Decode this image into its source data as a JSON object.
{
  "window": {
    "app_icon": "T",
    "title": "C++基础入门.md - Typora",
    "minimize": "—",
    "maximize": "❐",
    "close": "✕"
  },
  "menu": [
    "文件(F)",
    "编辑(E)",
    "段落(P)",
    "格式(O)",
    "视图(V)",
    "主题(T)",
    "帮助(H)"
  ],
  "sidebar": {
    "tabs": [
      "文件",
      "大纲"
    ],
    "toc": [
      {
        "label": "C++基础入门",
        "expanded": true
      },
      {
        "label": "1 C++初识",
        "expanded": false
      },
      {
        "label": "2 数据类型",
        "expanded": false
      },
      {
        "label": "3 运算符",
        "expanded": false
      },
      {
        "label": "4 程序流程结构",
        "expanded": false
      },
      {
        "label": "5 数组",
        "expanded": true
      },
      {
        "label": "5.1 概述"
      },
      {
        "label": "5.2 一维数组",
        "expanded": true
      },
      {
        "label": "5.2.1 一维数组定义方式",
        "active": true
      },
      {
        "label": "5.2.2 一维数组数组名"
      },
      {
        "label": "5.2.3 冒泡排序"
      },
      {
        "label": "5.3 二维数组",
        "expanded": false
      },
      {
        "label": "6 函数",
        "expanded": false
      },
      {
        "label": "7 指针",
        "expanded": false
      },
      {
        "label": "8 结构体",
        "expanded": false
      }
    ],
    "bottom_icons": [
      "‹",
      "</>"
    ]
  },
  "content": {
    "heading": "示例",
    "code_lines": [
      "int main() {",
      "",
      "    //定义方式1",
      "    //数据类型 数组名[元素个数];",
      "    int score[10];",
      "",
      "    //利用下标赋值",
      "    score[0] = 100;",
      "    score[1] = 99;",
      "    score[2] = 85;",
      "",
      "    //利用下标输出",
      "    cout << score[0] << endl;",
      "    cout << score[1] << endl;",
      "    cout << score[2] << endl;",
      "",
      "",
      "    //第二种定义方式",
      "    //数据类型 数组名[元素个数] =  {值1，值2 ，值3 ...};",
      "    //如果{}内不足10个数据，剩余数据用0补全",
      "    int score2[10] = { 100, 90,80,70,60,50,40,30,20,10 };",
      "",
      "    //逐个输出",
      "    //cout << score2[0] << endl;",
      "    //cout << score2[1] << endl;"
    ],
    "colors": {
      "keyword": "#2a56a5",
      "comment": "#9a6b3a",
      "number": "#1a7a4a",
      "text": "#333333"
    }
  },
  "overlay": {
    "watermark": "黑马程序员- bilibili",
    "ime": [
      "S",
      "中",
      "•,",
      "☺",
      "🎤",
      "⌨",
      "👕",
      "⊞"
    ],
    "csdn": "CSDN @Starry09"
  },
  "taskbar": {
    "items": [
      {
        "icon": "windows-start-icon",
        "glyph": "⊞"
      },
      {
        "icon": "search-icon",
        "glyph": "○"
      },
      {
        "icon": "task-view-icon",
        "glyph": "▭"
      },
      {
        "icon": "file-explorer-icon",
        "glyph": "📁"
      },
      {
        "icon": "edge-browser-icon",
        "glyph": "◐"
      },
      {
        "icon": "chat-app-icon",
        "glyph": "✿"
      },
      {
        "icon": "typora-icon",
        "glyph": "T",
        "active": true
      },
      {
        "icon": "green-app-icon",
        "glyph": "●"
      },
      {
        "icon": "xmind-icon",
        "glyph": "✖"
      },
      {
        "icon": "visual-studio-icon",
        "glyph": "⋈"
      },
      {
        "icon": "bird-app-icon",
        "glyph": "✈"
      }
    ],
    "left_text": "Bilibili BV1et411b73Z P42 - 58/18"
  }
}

#####

— Brief —
Write out the listing once more, matching it exactly.

— The response —
Decode this image into its source data as a JSON object.
{
  "window": {
    "app_icon": "T",
    "title": "C++基础入门.md - Typora",
    "minimize": "—",
    "maximize": "❐",
    "close": "✕"
  },
  "menu": [
    "文件(F)",
    "编辑(E)",
    "段落(P)",
    "格式(O)",
    "视图(V)",
    "主题(T)",
    "帮助(H)"
  ],
  "sidebar": {
    "tabs": [
      "文件",
      "大纲"
    ],
    "toc": [
      {
        "label": "C++基础入门",
        "expanded": true
      },
      {
        "label": "1 C++初识",
        "expanded": false
      },
      {
        "label": "2 数据类型",
        "expanded": false
      },
      {
        "label": "3 运算符",
        "expanded": false
      },
      {
        "label": "4 程序流程结构",
        "expanded": false
      },
      {
        "label": "5 数组",
        "expanded": true
      },
      {
        "label": "5.1 概述"
      },
      {
        "label": "5.2 一维数组",
        "expanded": true
      },
      {
        "label": "5.2.1 一维数组定义方式",
        "active": true
      },
      {
        "label": "5.2.2 一维数组数组名"
      },
      {
        "label": "5.2.3 冒泡排序"
      },
      {
        "label": "5.3 二维数组",
        "expanded": false
      },
      {
        "label": "6 函数",
        "expanded": false
      },
      {
        "label": "7 指针",
        "expanded": false
      },
      {
        "label": "8 结构体",
        "expanded": false
      }
    ],
    "bottom_icons": [
      "‹",
      "</>"
    ]
  },
  "content": {
    "heading": "示例",
    "code_lines": [
      "int main() {",
      "",
      "    //定义方式1",
      "    //数据类型 数组名[元素个数];",
      "    int score[10];",
      "",
      "    //利用下标赋值",
      "    score[0] = 100;",
      "    score[1] = 99;",
      "    score[2] = 85;",
      "",
      "    //利用下标输出",
      "    cout << score[0] << endl;",
      "    cout << score[1] << endl;",
      "    cout << score[2] << endl;",
      "",
      "",
      "    //第二种定义方式",
      "    //数据类型 数组名[元素个数] =  {值1，值2 ，值3 ...};",
      "    //如果{}内不足10个数据，剩余数据用0补全",
      "    int score2[10] = { 100, 90,80,70,60,50,40,30,20,10 };",
      "",
      "    //逐个输出",
      "    //cout << score2[0] << endl;",
      "    //cout << score2[1] << endl;"
    ],
    "colors": {
      "keyword": "#2a56a5",
      "comment": "#9a6b3a",
      "number": "#1a7a4a",
      "text": "#333333"
    }
  },
  "overlay": {
    "watermark": "黑马程序员- bilibili",
    "ime": [
      "S",
      "中",
      "•,",
      "☺",
      "🎤",
      "⌨",
      "👕",
      "⊞"
    ],
    "csdn": "CSDN @Starry09"
  },
  "taskbar": {
    "items": [
      {
        "icon": "windows-start-icon",
        "glyph": "⊞"
      },
      {
        "icon": "search-icon",
        "glyph": "○"
      },
      {
        "icon": "task-view-icon",
        "glyph": "▭"
      },
      {
        "icon": "file-explorer-icon",
        "glyph": "📁"
      },
      {
        "icon": "edge-browser-icon",
        "glyph": "◐"
      },
      {
        "icon": "chat-app-icon",
        "glyph": "✿"
      },
      {
        "icon": "typora-icon",
        "glyph": "T",
        "active": true
      },
      {
        "icon": "green-app-icon",
        "glyph": "●"
      },
      {
        "icon": "xmind-icon",
        "glyph": "✖"
      },
      {
        "icon": "visual-studio-icon",
        "glyph": "⋈"
      },
      {
        "icon": "bird-app-icon",
        "glyph": "✈"
      }
    ],
    "left_text": "Bilibili BV1et411b73Z P42 - 58/18"
  }
}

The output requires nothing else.